Read through the entries below and return each line with the word "provide".

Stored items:
——

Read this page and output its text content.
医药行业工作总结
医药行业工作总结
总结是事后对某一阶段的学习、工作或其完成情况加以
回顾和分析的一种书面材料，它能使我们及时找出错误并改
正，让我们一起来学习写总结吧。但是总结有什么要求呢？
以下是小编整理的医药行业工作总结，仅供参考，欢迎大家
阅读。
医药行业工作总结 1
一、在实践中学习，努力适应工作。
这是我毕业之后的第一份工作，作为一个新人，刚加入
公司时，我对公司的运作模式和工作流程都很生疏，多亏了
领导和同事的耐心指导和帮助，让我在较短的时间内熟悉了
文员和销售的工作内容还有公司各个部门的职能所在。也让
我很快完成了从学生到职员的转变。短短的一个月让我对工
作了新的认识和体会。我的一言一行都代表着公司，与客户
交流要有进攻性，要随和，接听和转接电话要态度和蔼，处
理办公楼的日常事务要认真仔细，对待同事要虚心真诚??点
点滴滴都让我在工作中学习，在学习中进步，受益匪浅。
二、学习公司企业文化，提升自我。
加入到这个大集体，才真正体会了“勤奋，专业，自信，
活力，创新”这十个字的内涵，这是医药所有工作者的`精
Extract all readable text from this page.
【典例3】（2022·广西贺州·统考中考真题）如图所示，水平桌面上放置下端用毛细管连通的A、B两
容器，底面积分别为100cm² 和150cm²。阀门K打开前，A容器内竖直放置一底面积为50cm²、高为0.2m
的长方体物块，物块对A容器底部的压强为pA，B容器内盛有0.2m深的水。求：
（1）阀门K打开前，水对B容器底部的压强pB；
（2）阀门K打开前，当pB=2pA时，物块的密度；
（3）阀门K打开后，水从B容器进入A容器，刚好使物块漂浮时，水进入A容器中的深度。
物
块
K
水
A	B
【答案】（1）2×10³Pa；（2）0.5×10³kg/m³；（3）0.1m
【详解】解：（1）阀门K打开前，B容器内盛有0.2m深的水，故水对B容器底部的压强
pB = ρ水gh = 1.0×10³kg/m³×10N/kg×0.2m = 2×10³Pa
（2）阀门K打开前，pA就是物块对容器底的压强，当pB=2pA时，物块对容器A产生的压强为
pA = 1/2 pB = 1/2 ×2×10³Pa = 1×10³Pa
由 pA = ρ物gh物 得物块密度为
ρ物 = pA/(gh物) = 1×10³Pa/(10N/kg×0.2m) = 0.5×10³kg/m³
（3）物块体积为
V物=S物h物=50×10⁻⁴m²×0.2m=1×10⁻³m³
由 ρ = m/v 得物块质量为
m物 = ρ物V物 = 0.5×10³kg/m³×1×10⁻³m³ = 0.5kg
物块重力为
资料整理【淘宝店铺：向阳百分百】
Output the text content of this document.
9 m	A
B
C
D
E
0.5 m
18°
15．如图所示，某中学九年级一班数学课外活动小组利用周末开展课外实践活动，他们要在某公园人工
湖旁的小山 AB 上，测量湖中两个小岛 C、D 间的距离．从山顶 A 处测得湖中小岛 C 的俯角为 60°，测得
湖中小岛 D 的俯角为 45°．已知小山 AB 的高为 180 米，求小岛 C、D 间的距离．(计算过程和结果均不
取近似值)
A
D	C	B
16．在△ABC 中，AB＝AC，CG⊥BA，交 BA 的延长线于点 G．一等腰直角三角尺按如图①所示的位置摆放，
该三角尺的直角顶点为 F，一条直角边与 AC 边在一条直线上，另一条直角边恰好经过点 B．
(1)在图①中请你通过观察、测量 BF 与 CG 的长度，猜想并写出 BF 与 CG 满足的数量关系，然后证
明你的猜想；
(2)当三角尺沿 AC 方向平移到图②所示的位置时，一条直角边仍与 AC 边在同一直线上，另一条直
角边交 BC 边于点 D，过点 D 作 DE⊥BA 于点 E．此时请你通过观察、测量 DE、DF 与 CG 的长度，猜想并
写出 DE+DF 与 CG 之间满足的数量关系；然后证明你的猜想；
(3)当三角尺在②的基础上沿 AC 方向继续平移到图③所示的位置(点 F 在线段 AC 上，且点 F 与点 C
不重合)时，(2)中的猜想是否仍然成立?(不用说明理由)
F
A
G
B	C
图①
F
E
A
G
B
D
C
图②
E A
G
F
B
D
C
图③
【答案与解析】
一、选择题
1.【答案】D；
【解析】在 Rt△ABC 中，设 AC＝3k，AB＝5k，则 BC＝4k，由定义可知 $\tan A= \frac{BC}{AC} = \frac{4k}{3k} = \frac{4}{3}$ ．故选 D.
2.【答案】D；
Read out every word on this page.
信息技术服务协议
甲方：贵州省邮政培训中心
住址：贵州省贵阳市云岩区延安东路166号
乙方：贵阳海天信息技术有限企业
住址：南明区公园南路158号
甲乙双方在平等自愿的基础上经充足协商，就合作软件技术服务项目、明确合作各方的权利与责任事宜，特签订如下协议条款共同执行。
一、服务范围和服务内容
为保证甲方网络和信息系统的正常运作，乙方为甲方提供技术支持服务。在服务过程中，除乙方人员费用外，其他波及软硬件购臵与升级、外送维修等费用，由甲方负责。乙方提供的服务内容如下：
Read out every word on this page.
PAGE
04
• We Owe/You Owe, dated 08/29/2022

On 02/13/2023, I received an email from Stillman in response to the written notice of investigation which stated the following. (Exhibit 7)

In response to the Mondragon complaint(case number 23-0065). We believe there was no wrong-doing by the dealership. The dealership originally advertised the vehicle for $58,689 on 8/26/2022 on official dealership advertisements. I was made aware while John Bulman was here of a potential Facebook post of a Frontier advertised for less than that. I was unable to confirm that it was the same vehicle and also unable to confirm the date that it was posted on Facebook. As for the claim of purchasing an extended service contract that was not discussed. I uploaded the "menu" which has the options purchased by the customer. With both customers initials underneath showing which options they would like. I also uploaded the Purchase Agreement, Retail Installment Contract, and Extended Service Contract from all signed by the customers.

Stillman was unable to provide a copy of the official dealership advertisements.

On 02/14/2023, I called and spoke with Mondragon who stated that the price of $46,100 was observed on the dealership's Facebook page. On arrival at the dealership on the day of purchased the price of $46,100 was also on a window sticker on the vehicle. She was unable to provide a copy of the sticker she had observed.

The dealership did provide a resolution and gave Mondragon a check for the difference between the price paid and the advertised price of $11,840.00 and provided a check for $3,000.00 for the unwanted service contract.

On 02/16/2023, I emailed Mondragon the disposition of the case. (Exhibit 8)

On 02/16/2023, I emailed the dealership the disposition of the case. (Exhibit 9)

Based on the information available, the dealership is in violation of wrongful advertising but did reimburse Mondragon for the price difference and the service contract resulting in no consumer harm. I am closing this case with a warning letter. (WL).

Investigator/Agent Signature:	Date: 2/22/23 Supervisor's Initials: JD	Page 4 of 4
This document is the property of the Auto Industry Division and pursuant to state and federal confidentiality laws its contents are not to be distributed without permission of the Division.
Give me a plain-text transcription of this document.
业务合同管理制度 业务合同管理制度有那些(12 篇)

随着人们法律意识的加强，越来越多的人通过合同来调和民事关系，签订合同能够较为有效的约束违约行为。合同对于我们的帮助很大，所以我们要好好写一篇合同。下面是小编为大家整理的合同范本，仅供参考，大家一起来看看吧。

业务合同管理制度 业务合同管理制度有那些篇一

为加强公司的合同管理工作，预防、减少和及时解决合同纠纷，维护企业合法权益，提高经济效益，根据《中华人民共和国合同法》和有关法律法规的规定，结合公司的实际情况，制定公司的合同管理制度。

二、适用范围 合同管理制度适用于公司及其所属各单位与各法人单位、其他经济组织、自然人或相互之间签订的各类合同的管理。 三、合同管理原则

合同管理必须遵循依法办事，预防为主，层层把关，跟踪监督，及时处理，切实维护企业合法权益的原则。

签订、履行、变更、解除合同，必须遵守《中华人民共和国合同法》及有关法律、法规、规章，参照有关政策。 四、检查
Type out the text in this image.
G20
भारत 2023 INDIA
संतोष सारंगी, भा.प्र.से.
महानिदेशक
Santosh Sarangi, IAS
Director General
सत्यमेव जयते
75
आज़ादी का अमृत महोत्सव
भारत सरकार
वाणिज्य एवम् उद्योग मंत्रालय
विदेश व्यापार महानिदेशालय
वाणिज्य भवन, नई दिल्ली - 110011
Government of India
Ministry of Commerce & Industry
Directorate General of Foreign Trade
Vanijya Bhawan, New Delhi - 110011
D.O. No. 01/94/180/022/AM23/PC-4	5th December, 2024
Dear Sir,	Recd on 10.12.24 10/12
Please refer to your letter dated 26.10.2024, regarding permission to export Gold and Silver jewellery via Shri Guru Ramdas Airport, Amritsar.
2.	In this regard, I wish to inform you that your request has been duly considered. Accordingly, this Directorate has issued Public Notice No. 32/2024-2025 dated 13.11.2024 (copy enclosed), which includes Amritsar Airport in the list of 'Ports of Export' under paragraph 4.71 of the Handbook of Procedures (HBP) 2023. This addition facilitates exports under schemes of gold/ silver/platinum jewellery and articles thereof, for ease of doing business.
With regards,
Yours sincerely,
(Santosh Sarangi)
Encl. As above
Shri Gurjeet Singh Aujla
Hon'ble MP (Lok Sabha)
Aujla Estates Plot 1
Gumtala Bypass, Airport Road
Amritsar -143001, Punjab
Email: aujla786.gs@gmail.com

——

COMPLETE RESPONSE:
Stillman was unable to provide a copy of the official dealership advertisements.
On 02/14/2023, I called and spoke with Mondragon who stated that the price of $46,100 was observed on the dealership's Facebook page. On arrival at the dealership on the day of purchased the price of $46,100 was also on a window sticker on the vehicle. She was unable to provide a copy of the sticker she had observed.
The dealership did provide a resolution and gave Mondragon a check for the difference between the price paid and the advertised price of $11,840.00 and provided a check for $3,000.00 for the unwanted service contract.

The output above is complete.